(Task to complete) Pictures stay out of your copy, but everything else in the records below must be repeated exactly.

────────────────

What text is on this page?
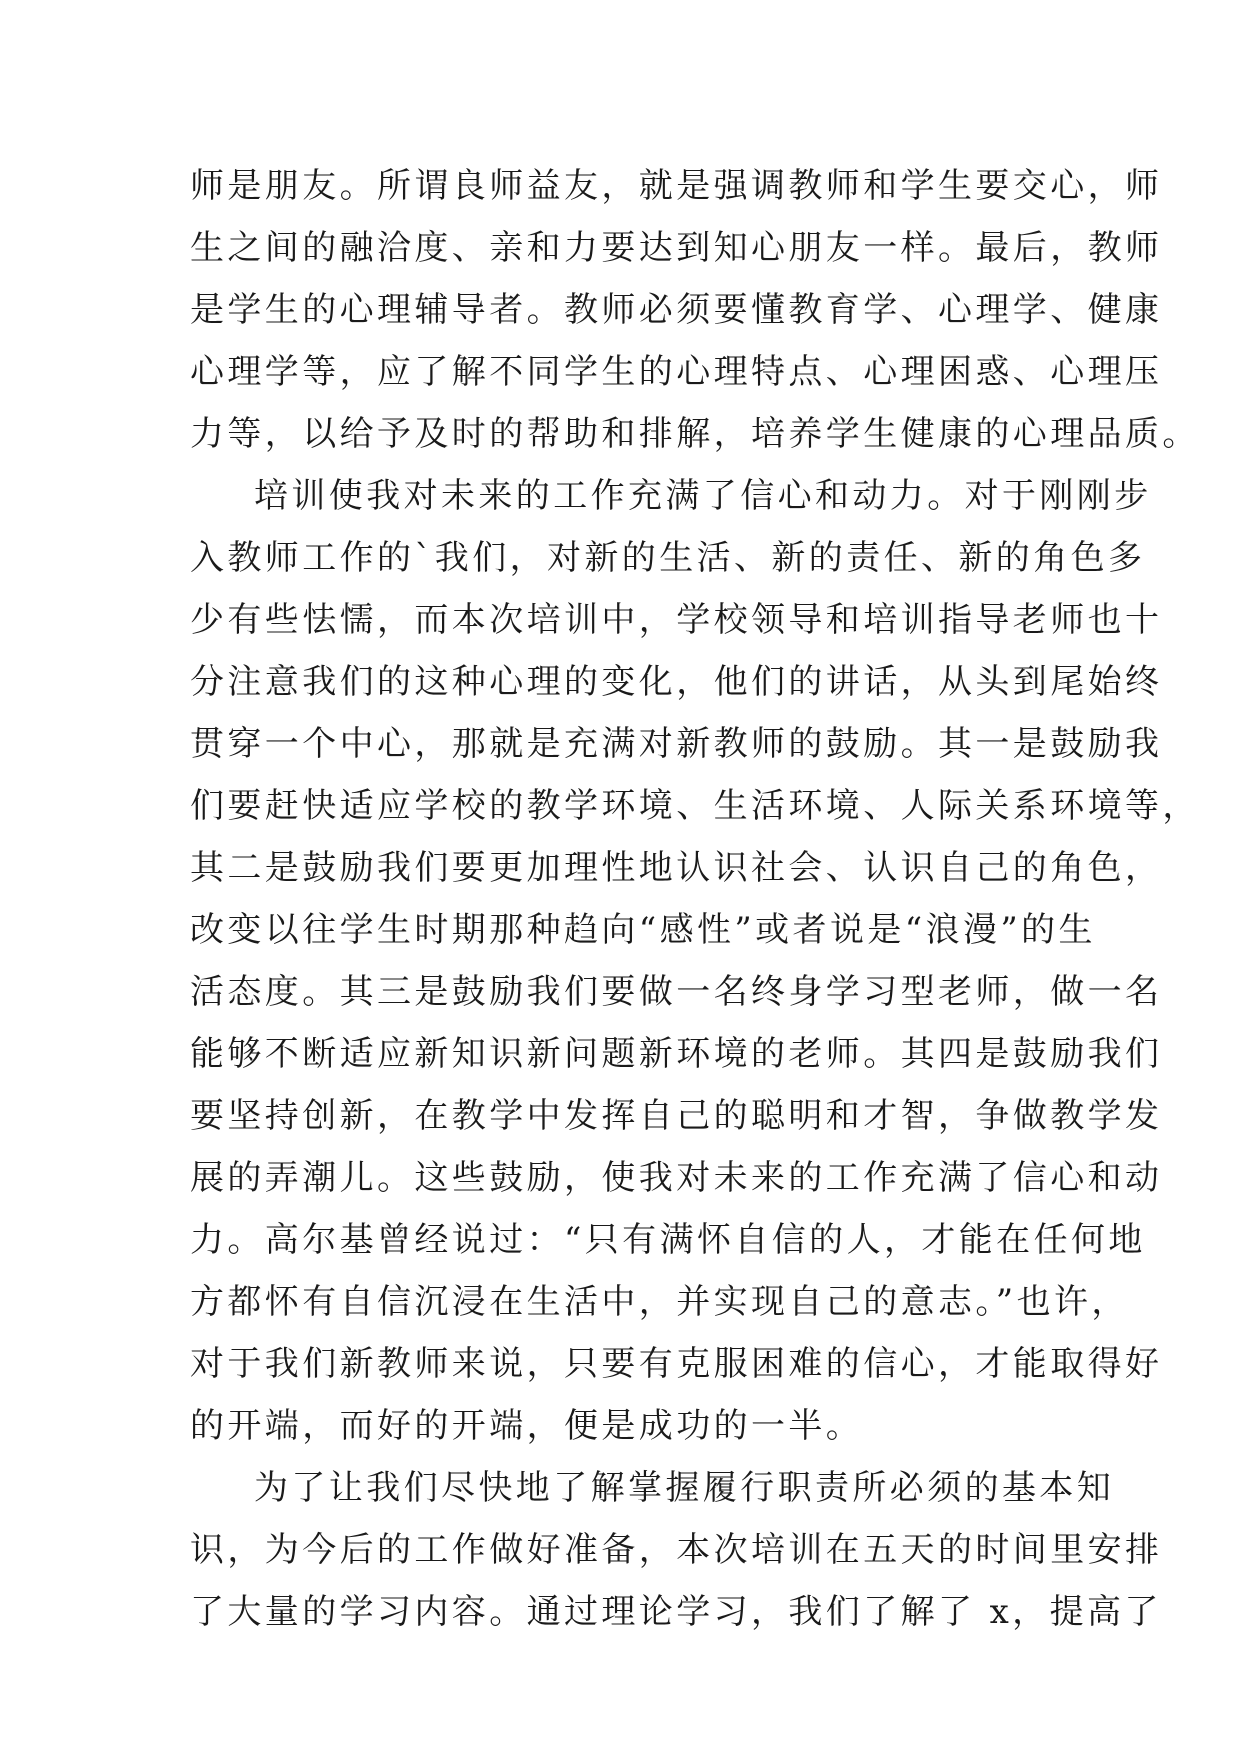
师是朋友。所谓良师益友，就是强调教师和学生要交心，师
生之间的融洽度、亲和力要达到知心朋友一样。最后，教师
是学生的心理辅导者。教师必须要懂教育学、心理学、健康
心理学等，应了解不同学生的心理特点、心理困惑、心理压
力等，以给予及时的帮助和排解，培养学生健康的心理品质。
培训使我对未来的工作充满了信心和动力。对于刚刚步
入教师工作的`我们，对新的生活、新的责任、新的角色多
少有些怯懦，而本次培训中，学校领导和培训指导老师也十
分注意我们的这种心理的变化，他们的讲话，从头到尾始终
贯穿一个中心，那就是充满对新教师的鼓励。其一是鼓励我
们要赶快适应学校的教学环境、生活环境、人际关系环境等，
其二是鼓励我们要更加理性地认识社会、认识自己的角色，
改变以往学生时期那种趋向“感性”或者说是“浪漫”的生
活态度。其三是鼓励我们要做一名终身学习型老师，做一名
能够不断适应新知识新问题新环境的老师。其四是鼓励我们
要坚持创新，在教学中发挥自己的聪明和才智，争做教学发
展的弄潮儿。这些鼓励，使我对未来的工作充满了信心和动
力。高尔基曾经说过：“只有满怀自信的人，才能在任何地
方都怀有自信沉浸在生活中，并实现自己的意志。”也许，
对于我们新教师来说，只要有克服困难的信心，才能取得好
的开端，而好的开端，便是成功的一半。
为了让我们尽快地了解掌握履行职责所必须的基本知
识，为今后的工作做好准备，本次培训在五天的时间里安排
了大量的学习内容。通过理论学习，我们了解了 x，提高了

────────────────

(Output of the task)
What text is on this page?
师是朋友。所谓良师益友，就是强调教师和学生要交心，师
生之间的融洽度、亲和力要达到知心朋友一样。最后，教师
是学生的心理辅导者。教师必须要懂教育学、心理学、健康
心理学等，应了解不同学生的心理特点、心理困惑、心理压
力等，以给予及时的帮助和排解，培养学生健康的心理品质。
培训使我对未来的工作充满了信心和动力。对于刚刚步
入教师工作的`我们，对新的生活、新的责任、新的角色多
少有些怯懦，而本次培训中，学校领导和培训指导老师也十
分注意我们的这种心理的变化，他们的讲话，从头到尾始终
贯穿一个中心，那就是充满对新教师的鼓励。其一是鼓励我
们要赶快适应学校的教学环境、生活环境、人际关系环境等，
其二是鼓励我们要更加理性地认识社会、认识自己的角色，
改变以往学生时期那种趋向“感性”或者说是“浪漫”的生
活态度。其三是鼓励我们要做一名终身学习型老师，做一名
能够不断适应新知识新问题新环境的老师。其四是鼓励我们
要坚持创新，在教学中发挥自己的聪明和才智，争做教学发
展的弄潮儿。这些鼓励，使我对未来的工作充满了信心和动
力。高尔基曾经说过：“只有满怀自信的人，才能在任何地
方都怀有自信沉浸在生活中，并实现自己的意志。”也许，
对于我们新教师来说，只要有克服困难的信心，才能取得好
的开端，而好的开端，便是成功的一半。
为了让我们尽快地了解掌握履行职责所必须的基本知
识，为今后的工作做好准备，本次培训在五天的时间里安排
了大量的学习内容。通过理论学习，我们了解了 x，提高了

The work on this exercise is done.